Every entry must be given again exactly.

Data listing:

━━━━━━━━━━━━━━━━━━━━━━━━━━━━━━

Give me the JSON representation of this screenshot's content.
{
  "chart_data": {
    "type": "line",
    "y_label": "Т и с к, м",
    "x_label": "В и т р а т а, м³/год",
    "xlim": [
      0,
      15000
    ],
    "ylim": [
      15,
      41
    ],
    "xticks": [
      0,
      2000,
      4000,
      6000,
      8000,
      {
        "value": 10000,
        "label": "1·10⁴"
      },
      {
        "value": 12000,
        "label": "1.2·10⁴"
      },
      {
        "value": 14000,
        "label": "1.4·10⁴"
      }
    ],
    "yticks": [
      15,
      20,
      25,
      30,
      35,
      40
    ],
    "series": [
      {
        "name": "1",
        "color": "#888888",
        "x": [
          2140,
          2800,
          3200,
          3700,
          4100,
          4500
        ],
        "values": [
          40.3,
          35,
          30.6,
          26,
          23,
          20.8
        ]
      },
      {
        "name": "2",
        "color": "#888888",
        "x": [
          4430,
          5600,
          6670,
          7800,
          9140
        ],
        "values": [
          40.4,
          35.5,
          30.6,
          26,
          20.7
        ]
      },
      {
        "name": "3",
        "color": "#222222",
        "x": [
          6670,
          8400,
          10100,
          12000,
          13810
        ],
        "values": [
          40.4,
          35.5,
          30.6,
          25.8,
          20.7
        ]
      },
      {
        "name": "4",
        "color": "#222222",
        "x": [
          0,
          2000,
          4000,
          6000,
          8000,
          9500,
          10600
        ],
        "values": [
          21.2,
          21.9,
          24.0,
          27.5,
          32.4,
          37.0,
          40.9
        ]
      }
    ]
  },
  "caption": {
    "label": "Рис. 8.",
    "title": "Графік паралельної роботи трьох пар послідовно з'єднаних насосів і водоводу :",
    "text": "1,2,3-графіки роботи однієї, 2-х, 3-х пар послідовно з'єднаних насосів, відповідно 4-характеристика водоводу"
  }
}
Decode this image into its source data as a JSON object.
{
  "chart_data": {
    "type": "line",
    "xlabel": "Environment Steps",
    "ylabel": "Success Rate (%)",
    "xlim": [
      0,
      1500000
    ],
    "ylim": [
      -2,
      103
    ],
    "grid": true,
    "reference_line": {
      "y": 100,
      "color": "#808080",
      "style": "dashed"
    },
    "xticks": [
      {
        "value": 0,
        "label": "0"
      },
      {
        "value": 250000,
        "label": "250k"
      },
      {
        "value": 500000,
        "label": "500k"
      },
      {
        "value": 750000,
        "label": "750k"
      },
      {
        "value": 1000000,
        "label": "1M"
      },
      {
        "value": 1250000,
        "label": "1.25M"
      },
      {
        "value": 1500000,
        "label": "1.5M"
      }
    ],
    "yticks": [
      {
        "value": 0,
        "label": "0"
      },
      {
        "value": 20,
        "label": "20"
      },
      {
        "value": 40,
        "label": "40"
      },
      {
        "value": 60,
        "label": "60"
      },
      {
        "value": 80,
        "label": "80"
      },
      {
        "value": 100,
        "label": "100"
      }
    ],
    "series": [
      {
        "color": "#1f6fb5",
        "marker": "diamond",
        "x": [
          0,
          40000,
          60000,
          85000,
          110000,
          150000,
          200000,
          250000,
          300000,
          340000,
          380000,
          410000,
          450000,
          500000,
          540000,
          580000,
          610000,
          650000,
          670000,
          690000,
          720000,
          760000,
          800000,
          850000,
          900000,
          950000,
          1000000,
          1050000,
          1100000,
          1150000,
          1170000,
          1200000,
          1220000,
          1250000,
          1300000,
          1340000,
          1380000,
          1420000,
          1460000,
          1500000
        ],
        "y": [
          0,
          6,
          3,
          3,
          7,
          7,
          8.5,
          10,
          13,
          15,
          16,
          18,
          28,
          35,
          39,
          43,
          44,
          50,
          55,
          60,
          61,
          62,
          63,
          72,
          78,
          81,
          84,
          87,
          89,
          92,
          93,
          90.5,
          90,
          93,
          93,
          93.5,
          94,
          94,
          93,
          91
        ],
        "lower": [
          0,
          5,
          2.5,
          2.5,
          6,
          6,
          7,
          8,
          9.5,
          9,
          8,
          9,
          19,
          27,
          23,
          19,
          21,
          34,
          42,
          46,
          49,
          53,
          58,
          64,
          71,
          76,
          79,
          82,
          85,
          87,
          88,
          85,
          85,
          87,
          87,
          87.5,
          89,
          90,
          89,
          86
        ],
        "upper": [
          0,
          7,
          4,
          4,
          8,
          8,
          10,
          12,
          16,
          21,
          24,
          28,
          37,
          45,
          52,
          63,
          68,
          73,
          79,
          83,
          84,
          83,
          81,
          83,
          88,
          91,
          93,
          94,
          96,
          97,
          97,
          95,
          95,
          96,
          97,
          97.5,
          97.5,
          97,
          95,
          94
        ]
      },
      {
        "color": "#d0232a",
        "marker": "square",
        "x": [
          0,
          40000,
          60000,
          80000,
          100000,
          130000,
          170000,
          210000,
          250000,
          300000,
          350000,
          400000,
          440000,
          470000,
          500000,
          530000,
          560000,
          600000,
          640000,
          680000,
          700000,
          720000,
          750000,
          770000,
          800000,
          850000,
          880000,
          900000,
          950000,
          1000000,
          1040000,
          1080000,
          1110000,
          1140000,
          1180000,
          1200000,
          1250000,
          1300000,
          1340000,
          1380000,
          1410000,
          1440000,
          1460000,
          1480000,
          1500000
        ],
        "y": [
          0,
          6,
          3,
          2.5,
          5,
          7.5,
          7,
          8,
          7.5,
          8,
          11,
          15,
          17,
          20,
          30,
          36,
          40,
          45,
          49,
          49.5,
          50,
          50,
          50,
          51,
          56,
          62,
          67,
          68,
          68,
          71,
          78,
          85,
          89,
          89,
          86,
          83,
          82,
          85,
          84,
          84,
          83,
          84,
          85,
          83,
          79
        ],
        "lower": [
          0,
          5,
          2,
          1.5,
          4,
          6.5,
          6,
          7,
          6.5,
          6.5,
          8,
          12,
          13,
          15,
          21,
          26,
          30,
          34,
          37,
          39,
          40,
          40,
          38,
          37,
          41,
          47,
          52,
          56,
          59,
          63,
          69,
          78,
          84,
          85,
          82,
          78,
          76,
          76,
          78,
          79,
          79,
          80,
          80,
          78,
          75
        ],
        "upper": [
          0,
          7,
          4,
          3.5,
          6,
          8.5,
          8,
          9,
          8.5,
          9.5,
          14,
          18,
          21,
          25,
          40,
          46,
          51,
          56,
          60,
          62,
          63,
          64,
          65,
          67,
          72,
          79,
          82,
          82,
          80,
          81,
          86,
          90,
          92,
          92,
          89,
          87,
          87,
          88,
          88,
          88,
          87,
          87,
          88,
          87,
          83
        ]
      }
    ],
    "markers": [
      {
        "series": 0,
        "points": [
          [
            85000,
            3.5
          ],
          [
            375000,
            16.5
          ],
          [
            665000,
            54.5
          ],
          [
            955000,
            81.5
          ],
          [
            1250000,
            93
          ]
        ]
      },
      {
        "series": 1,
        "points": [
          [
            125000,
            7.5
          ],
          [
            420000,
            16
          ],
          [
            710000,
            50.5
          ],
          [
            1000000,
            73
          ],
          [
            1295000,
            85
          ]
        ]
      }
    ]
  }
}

━━━━━━━━━━━━━━━━━━━━━━━━━━━━━━

THE SOLUTION
Give me the JSON representation of this screenshot's content.
{
  "chart_data": {
    "type": "line",
    "y_label": "Т и с к, м",
    "x_label": "В и т р а т а, м³/год",
    "xlim": [
      0,
      15000
    ],
    "ylim": [
      15,
      41
    ],
    "xticks": [
      0,
      2000,
      4000,
      6000,
      8000,
      {
        "value": 10000,
        "label": "1·10⁴"
      },
      {
        "value": 12000,
        "label": "1.2·10⁴"
      },
      {
        "value": 14000,
        "label": "1.4·10⁴"
      }
    ],
    "yticks": [
      15,
      20,
      25,
      30,
      35,
      40
    ],
    "series": [
      {
        "name": "1",
        "color": "#888888",
        "x": [
          2140,
          2800,
          3200,
          3700,
          4100,
          4500
        ],
        "values": [
          40.3,
          35,
          30.6,
          26,
          23,
          20.8
        ]
      },
      {
        "name": "2",
        "color": "#888888",
        "x": [
          4430,
          5600,
          6670,
          7800,
          9140
        ],
        "values": [
          40.4,
          35.5,
          30.6,
          26,
          20.7
        ]
      },
      {
        "name": "3",
        "color": "#222222",
        "x": [
          6670,
          8400,
          10100,
          12000,
          13810
        ],
        "values": [
          40.4,
          35.5,
          30.6,
          25.8,
          20.7
        ]
      },
      {
        "name": "4",
        "color": "#222222",
        "x": [
          0,
          2000,
          4000,
          6000,
          8000,
          9500,
          10600
        ],
        "values": [
          21.2,
          21.9,
          24.0,
          27.5,
          32.4,
          37.0,
          40.9
        ]
      }
    ]
  },
  "caption": {
    "label": "Рис. 8.",
    "title": "Графік паралельної роботи трьох пар послідовно з'єднаних насосів і водоводу :",
    "text": "1,2,3-графіки роботи однієї, 2-х, 3-х пар послідовно з'єднаних насосів, відповідно 4-характеристика водоводу"
  }
}
Decode this image into its source data as a JSON object.
{
  "chart_data": {
    "type": "line",
    "xlabel": "Environment Steps",
    "ylabel": "Success Rate (%)",
    "xlim": [
      0,
      1500000
    ],
    "ylim": [
      -2,
      103
    ],
    "grid": true,
    "reference_line": {
      "y": 100,
      "color": "#808080",
      "style": "dashed"
    },
    "xticks": [
      {
        "value": 0,
        "label": "0"
      },
      {
        "value": 250000,
        "label": "250k"
      },
      {
        "value": 500000,
        "label": "500k"
      },
      {
        "value": 750000,
        "label": "750k"
      },
      {
        "value": 1000000,
        "label": "1M"
      },
      {
        "value": 1250000,
        "label": "1.25M"
      },
      {
        "value": 1500000,
        "label": "1.5M"
      }
    ],
    "yticks": [
      {
        "value": 0,
        "label": "0"
      },
      {
        "value": 20,
        "label": "20"
      },
      {
        "value": 40,
        "label": "40"
      },
      {
        "value": 60,
        "label": "60"
      },
      {
        "value": 80,
        "label": "80"
      },
      {
        "value": 100,
        "label": "100"
      }
    ],
    "series": [
      {
        "color": "#1f6fb5",
        "marker": "diamond",
        "x": [
          0,
          40000,
          60000,
          85000,
          110000,
          150000,
          200000,
          250000,
          300000,
          340000,
          380000,
          410000,
          450000,
          500000,
          540000,
          580000,
          610000,
          650000,
          670000,
          690000,
          720000,
          760000,
          800000,
          850000,
          900000,
          950000,
          1000000,
          1050000,
          1100000,
          1150000,
          1170000,
          1200000,
          1220000,
          1250000,
          1300000,
          1340000,
          1380000,
          1420000,
          1460000,
          1500000
        ],
        "y": [
          0,
          6,
          3,
          3,
          7,
          7,
          8.5,
          10,
          13,
          15,
          16,
          18,
          28,
          35,
          39,
          43,
          44,
          50,
          55,
          60,
          61,
          62,
          63,
          72,
          78,
          81,
          84,
          87,
          89,
          92,
          93,
          90.5,
          90,
          93,
          93,
          93.5,
          94,
          94,
          93,
          91
        ],
        "lower": [
          0,
          5,
          2.5,
          2.5,
          6,
          6,
          7,
          8,
          9.5,
          9,
          8,
          9,
          19,
          27,
          23,
          19,
          21,
          34,
          42,
          46,
          49,
          53,
          58,
          64,
          71,
          76,
          79,
          82,
          85,
          87,
          88,
          85,
          85,
          87,
          87,
          87.5,
          89,
          90,
          89,
          86
        ],
        "upper": [
          0,
          7,
          4,
          4,
          8,
          8,
          10,
          12,
          16,
          21,
          24,
          28,
          37,
          45,
          52,
          63,
          68,
          73,
          79,
          83,
          84,
          83,
          81,
          83,
          88,
          91,
          93,
          94,
          96,
          97,
          97,
          95,
          95,
          96,
          97,
          97.5,
          97.5,
          97,
          95,
          94
        ]
      },
      {
        "color": "#d0232a",
        "marker": "square",
        "x": [
          0,
          40000,
          60000,
          80000,
          100000,
          130000,
          170000,
          210000,
          250000,
          300000,
          350000,
          400000,
          440000,
          470000,
          500000,
          530000,
          560000,
          600000,
          640000,
          680000,
          700000,
          720000,
          750000,
          770000,
          800000,
          850000,
          880000,
          900000,
          950000,
          1000000,
          1040000,
          1080000,
          1110000,
          1140000,
          1180000,
          1200000,
          1250000,
          1300000,
          1340000,
          1380000,
          1410000,
          1440000,
          1460000,
          1480000,
          1500000
        ],
        "y": [
          0,
          6,
          3,
          2.5,
          5,
          7.5,
          7,
          8,
          7.5,
          8,
          11,
          15,
          17,
          20,
          30,
          36,
          40,
          45,
          49,
          49.5,
          50,
          50,
          50,
          51,
          56,
          62,
          67,
          68,
          68,
          71,
          78,
          85,
          89,
          89,
          86,
          83,
          82,
          85,
          84,
          84,
          83,
          84,
          85,
          83,
          79
        ],
        "lower": [
          0,
          5,
          2,
          1.5,
          4,
          6.5,
          6,
          7,
          6.5,
          6.5,
          8,
          12,
          13,
          15,
          21,
          26,
          30,
          34,
          37,
          39,
          40,
          40,
          38,
          37,
          41,
          47,
          52,
          56,
          59,
          63,
          69,
          78,
          84,
          85,
          82,
          78,
          76,
          76,
          78,
          79,
          79,
          80,
          80,
          78,
          75
        ],
        "upper": [
          0,
          7,
          4,
          3.5,
          6,
          8.5,
          8,
          9,
          8.5,
          9.5,
          14,
          18,
          21,
          25,
          40,
          46,
          51,
          56,
          60,
          62,
          63,
          64,
          65,
          67,
          72,
          79,
          82,
          82,
          80,
          81,
          86,
          90,
          92,
          92,
          89,
          87,
          87,
          88,
          88,
          88,
          87,
          87,
          88,
          87,
          83
        ]
      }
    ],
    "markers": [
      {
        "series": 0,
        "points": [
          [
            85000,
            3.5
          ],
          [
            375000,
            16.5
          ],
          [
            665000,
            54.5
          ],
          [
            955000,
            81.5
          ],
          [
            1250000,
            93
          ]
        ]
      },
      {
        "series": 1,
        "points": [
          [
            125000,
            7.5
          ],
          [
            420000,
            16
          ],
          [
            710000,
            50.5
          ],
          [
            1000000,
            73
          ],
          [
            1295000,
            85
          ]
        ]
      }
    ]
  }
}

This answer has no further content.